Recorded data:
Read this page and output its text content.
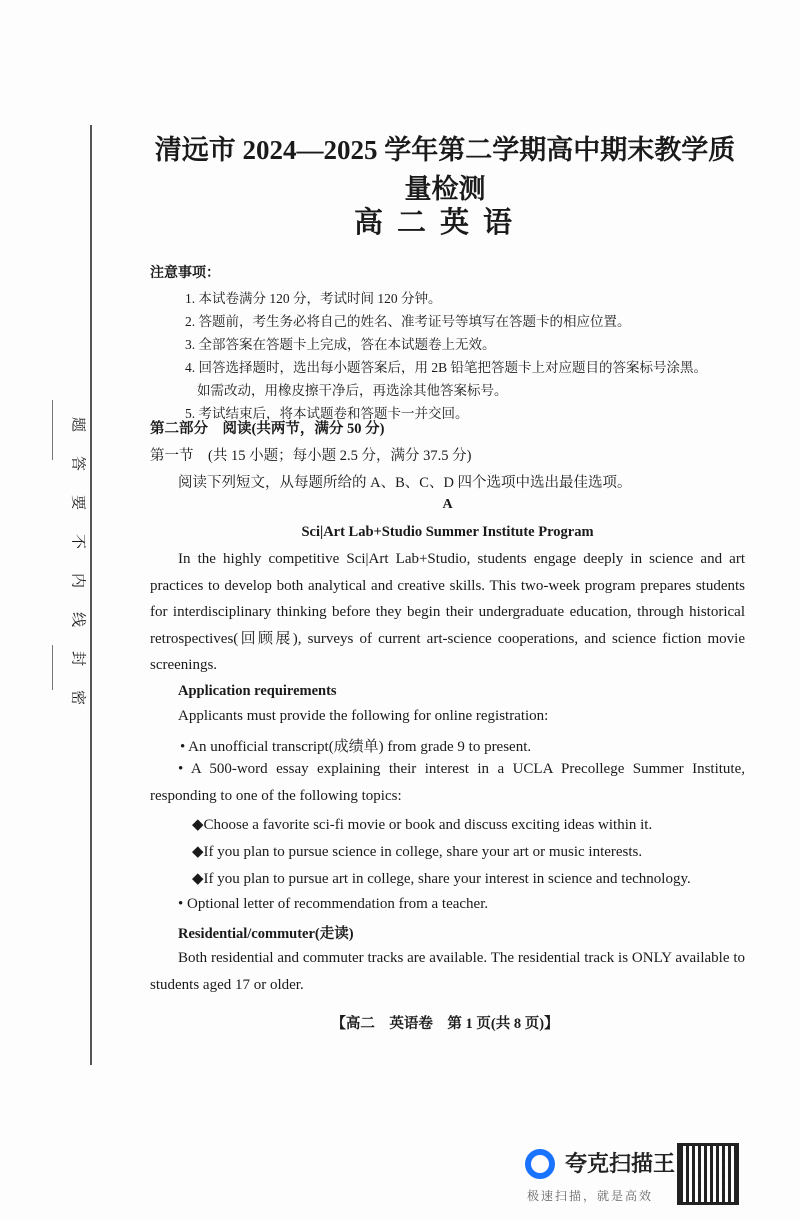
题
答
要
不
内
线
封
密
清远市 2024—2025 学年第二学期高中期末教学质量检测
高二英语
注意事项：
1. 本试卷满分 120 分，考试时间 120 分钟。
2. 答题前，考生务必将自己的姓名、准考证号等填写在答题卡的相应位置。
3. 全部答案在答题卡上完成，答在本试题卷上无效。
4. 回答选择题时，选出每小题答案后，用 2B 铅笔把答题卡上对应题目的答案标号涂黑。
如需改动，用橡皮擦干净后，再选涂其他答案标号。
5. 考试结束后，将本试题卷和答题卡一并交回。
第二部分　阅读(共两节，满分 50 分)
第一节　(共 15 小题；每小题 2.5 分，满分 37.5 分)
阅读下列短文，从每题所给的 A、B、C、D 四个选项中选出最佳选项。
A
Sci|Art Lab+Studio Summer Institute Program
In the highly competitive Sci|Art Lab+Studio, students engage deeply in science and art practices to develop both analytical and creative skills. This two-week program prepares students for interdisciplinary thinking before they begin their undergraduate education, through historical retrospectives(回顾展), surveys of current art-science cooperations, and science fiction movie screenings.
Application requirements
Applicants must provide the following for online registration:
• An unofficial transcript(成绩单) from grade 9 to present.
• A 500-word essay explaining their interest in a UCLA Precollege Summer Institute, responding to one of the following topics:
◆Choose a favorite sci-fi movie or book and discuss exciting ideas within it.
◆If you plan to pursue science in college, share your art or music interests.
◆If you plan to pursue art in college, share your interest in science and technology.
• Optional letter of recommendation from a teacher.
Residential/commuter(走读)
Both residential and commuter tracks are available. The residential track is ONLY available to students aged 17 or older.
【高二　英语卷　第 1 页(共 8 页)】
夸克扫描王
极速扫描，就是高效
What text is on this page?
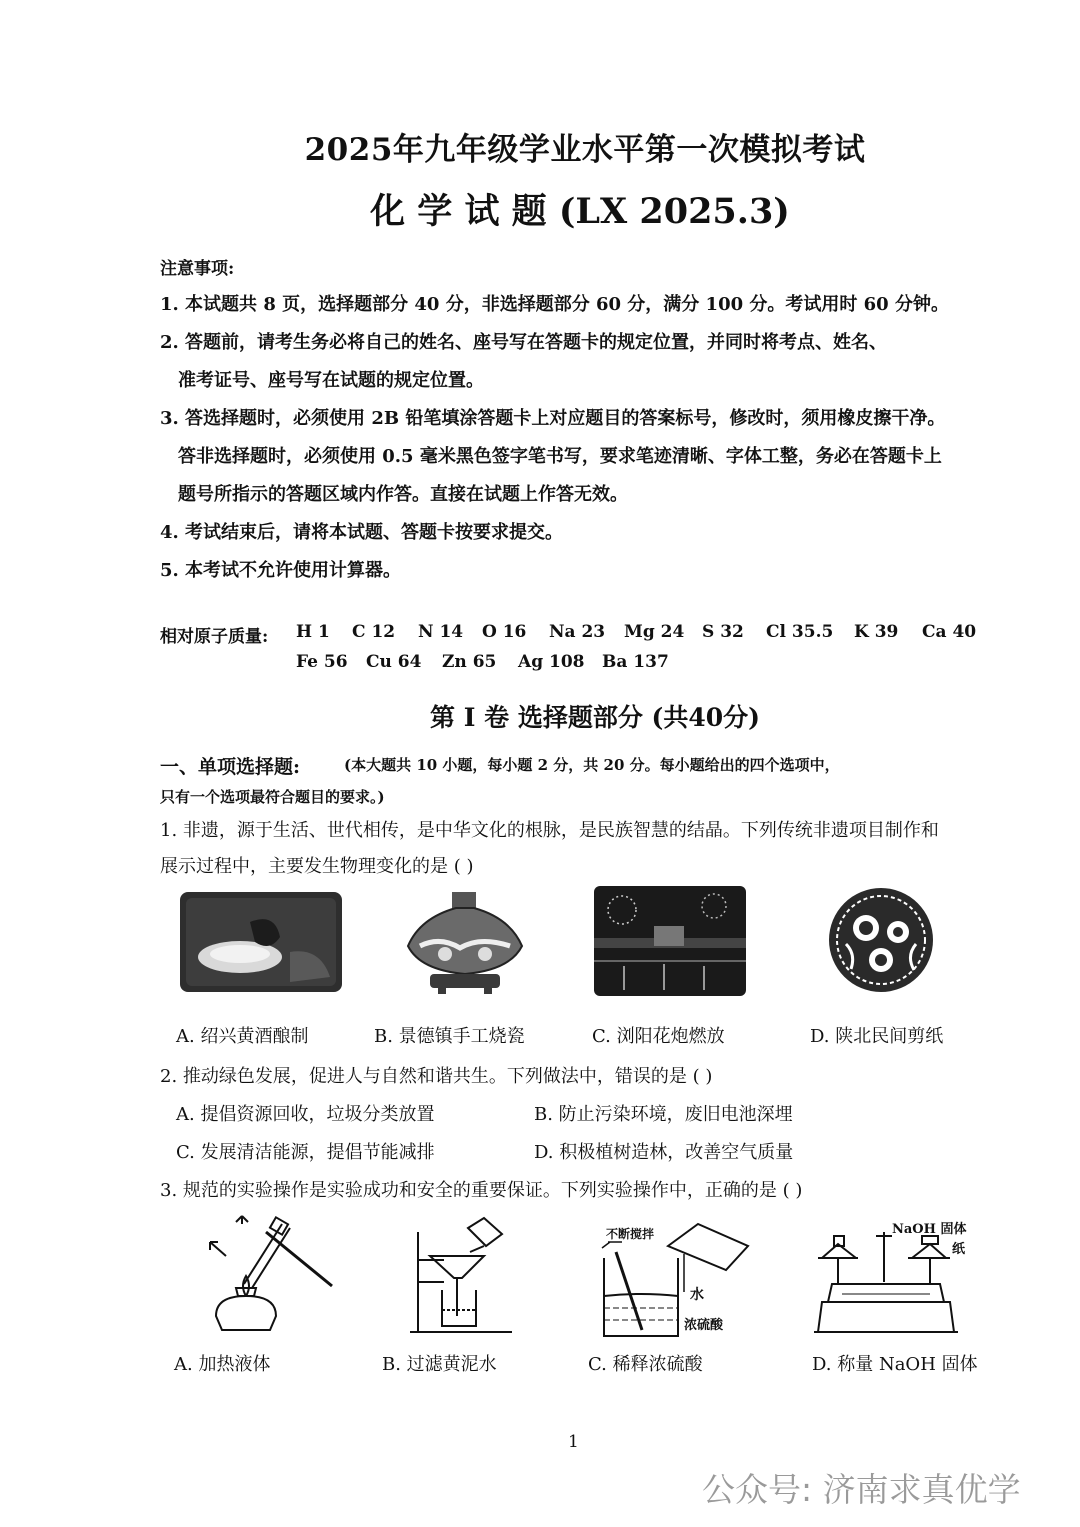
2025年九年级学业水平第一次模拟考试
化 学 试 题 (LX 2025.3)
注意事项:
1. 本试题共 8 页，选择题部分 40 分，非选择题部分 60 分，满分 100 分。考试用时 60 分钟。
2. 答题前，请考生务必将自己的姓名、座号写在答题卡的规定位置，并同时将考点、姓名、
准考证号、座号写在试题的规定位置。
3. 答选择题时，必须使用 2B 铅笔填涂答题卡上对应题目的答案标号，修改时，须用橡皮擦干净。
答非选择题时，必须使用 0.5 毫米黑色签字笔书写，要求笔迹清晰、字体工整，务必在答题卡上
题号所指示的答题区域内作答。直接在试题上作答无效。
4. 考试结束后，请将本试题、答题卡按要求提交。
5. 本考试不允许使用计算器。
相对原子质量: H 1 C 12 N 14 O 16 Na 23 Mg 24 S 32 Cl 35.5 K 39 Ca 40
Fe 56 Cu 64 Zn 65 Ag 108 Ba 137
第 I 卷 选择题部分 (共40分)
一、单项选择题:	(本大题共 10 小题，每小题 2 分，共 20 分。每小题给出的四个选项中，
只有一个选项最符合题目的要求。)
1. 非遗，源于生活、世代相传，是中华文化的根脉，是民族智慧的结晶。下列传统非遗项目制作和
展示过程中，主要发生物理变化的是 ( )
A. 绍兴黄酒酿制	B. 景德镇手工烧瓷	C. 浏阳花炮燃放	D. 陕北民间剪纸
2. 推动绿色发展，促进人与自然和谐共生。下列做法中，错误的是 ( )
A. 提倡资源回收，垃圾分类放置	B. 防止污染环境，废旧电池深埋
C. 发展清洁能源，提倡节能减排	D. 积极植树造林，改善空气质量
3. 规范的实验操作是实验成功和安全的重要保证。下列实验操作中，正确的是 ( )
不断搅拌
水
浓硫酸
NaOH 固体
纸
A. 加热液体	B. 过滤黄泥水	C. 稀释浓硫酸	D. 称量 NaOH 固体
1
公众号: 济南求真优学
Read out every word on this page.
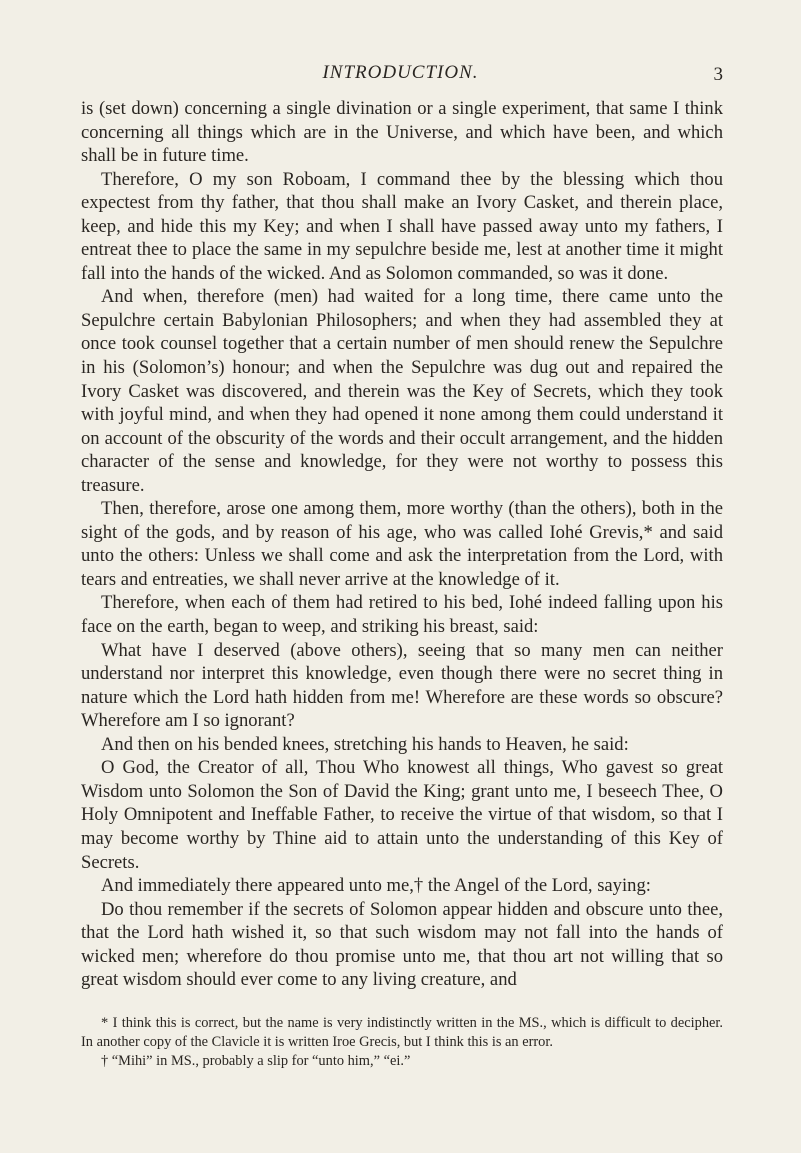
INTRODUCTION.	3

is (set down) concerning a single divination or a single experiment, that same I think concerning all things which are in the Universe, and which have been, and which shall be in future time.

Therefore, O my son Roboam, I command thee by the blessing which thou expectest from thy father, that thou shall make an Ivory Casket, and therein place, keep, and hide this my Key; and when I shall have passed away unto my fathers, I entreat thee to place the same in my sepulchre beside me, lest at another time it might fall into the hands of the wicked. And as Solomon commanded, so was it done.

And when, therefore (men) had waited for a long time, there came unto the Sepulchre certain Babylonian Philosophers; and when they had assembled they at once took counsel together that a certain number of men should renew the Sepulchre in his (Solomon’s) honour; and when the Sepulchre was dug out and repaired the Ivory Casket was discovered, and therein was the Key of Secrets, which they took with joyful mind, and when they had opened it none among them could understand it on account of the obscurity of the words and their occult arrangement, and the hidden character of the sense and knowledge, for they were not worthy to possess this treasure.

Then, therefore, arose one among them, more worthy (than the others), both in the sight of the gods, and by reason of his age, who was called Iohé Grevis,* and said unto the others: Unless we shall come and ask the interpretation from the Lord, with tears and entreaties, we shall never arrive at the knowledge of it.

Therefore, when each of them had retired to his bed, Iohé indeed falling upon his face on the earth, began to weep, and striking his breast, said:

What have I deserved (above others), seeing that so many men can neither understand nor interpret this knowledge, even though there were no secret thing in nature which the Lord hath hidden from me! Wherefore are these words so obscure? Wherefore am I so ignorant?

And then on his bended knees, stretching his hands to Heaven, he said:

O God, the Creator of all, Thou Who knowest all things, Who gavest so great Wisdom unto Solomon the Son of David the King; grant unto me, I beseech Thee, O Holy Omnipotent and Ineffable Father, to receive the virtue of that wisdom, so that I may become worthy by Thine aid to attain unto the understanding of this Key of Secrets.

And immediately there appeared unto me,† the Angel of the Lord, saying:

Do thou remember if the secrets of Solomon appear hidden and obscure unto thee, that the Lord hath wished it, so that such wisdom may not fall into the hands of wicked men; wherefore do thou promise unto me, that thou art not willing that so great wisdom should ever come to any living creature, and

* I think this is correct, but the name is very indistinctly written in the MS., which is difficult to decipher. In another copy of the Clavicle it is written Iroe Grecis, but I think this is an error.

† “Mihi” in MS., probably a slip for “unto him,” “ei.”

§ **REQUEST**:
Print the records word for word and exclude any picture they hold.

§ **EXERCISE RESULT**:
Read this page and output its text content.
题
答
要
不
内
线
封
密
清远市 2024—2025 学年第二学期高中期末教学质量检测
高二英语
注意事项：
1. 本试卷满分 120 分，考试时间 120 分钟。
2. 答题前，考生务必将自己的姓名、准考证号等填写在答题卡的相应位置。
3. 全部答案在答题卡上完成，答在本试题卷上无效。
4. 回答选择题时，选出每小题答案后，用 2B 铅笔把答题卡上对应题目的答案标号涂黑。
如需改动，用橡皮擦干净后，再选涂其他答案标号。
5. 考试结束后，将本试题卷和答题卡一并交回。
第二部分　阅读(共两节，满分 50 分)
第一节　(共 15 小题；每小题 2.5 分，满分 37.5 分)
阅读下列短文，从每题所给的 A、B、C、D 四个选项中选出最佳选项。
A
Sci|Art Lab+Studio Summer Institute Program
In the highly competitive Sci|Art Lab+Studio, students engage deeply in science and art practices to develop both analytical and creative skills. This two-week program prepares students for interdisciplinary thinking before they begin their undergraduate education, through historical retrospectives(回顾展), surveys of current art-science cooperations, and science fiction movie screenings.
Application requirements
Applicants must provide the following for online registration:
• An unofficial transcript(成绩单) from grade 9 to present.
• A 500-word essay explaining their interest in a UCLA Precollege Summer Institute, responding to one of the following topics:
◆Choose a favorite sci-fi movie or book and discuss exciting ideas within it.
◆If you plan to pursue science in college, share your art or music interests.
◆If you plan to pursue art in college, share your interest in science and technology.
• Optional letter of recommendation from a teacher.
Residential/commuter(走读)
Both residential and commuter tracks are available. The residential track is ONLY available to students aged 17 or older.
【高二　英语卷　第 1 页(共 8 页)】
夸克扫描王
极速扫描，就是高效
What text is on this page?
2025年九年级学业水平第一次模拟考试
化 学 试 题 (LX 2025.3)
注意事项:
1. 本试题共 8 页，选择题部分 40 分，非选择题部分 60 分，满分 100 分。考试用时 60 分钟。
2. 答题前，请考生务必将自己的姓名、座号写在答题卡的规定位置，并同时将考点、姓名、
准考证号、座号写在试题的规定位置。
3. 答选择题时，必须使用 2B 铅笔填涂答题卡上对应题目的答案标号，修改时，须用橡皮擦干净。
答非选择题时，必须使用 0.5 毫米黑色签字笔书写，要求笔迹清晰、字体工整，务必在答题卡上
题号所指示的答题区域内作答。直接在试题上作答无效。
4. 考试结束后，请将本试题、答题卡按要求提交。
5. 本考试不允许使用计算器。
相对原子质量: H 1 C 12 N 14 O 16 Na 23 Mg 24 S 32 Cl 35.5 K 39 Ca 40
Fe 56 Cu 64 Zn 65 Ag 108 Ba 137
第 I 卷 选择题部分 (共40分)
一、单项选择题:	(本大题共 10 小题，每小题 2 分，共 20 分。每小题给出的四个选项中，
只有一个选项最符合题目的要求。)
1. 非遗，源于生活、世代相传，是中华文化的根脉，是民族智慧的结晶。下列传统非遗项目制作和
展示过程中，主要发生物理变化的是 ( )
A. 绍兴黄酒酿制	B. 景德镇手工烧瓷	C. 浏阳花炮燃放	D. 陕北民间剪纸
2. 推动绿色发展，促进人与自然和谐共生。下列做法中，错误的是 ( )
A. 提倡资源回收，垃圾分类放置	B. 防止污染环境，废旧电池深埋
C. 发展清洁能源，提倡节能减排	D. 积极植树造林，改善空气质量
3. 规范的实验操作是实验成功和安全的重要保证。下列实验操作中，正确的是 ( )
不断搅拌
水
浓硫酸
NaOH 固体
纸
A. 加热液体	B. 过滤黄泥水	C. 稀释浓硫酸	D. 称量 NaOH 固体
1
公众号: 济南求真优学
Read out every word on this page.
INTRODUCTION.	3

is (set down) concerning a single divination or a single experiment, that same I think concerning all things which are in the Universe, and which have been, and which shall be in future time.

Therefore, O my son Roboam, I command thee by the blessing which thou expectest from thy father, that thou shall make an Ivory Casket, and therein place, keep, and hide this my Key; and when I shall have passed away unto my fathers, I entreat thee to place the same in my sepulchre beside me, lest at another time it might fall into the hands of the wicked. And as Solomon commanded, so was it done.

And when, therefore (men) had waited for a long time, there came unto the Sepulchre certain Babylonian Philosophers; and when they had assembled they at once took counsel together that a certain number of men should renew the Sepulchre in his (Solomon’s) honour; and when the Sepulchre was dug out and repaired the Ivory Casket was discovered, and therein was the Key of Secrets, which they took with joyful mind, and when they had opened it none among them could understand it on account of the obscurity of the words and their occult arrangement, and the hidden character of the sense and knowledge, for they were not worthy to possess this treasure.

Then, therefore, arose one among them, more worthy (than the others), both in the sight of the gods, and by reason of his age, who was called Iohé Grevis,* and said unto the others: Unless we shall come and ask the interpretation from the Lord, with tears and entreaties, we shall never arrive at the knowledge of it.

Therefore, when each of them had retired to his bed, Iohé indeed falling upon his face on the earth, began to weep, and striking his breast, said:

What have I deserved (above others), seeing that so many men can neither understand nor interpret this knowledge, even though there were no secret thing in nature which the Lord hath hidden from me! Wherefore are these words so obscure? Wherefore am I so ignorant?

And then on his bended knees, stretching his hands to Heaven, he said:

O God, the Creator of all, Thou Who knowest all things, Who gavest so great Wisdom unto Solomon the Son of David the King; grant unto me, I beseech Thee, O Holy Omnipotent and Ineffable Father, to receive the virtue of that wisdom, so that I may become worthy by Thine aid to attain unto the understanding of this Key of Secrets.

And immediately there appeared unto me,† the Angel of the Lord, saying:

Do thou remember if the secrets of Solomon appear hidden and obscure unto thee, that the Lord hath wished it, so that such wisdom may not fall into the hands of wicked men; wherefore do thou promise unto me, that thou art not willing that so great wisdom should ever come to any living creature, and

* I think this is correct, but the name is very indistinctly written in the MS., which is difficult to decipher. In another copy of the Clavicle it is written Iroe Grecis, but I think this is an error.

† “Mihi” in MS., probably a slip for “unto him,” “ei.”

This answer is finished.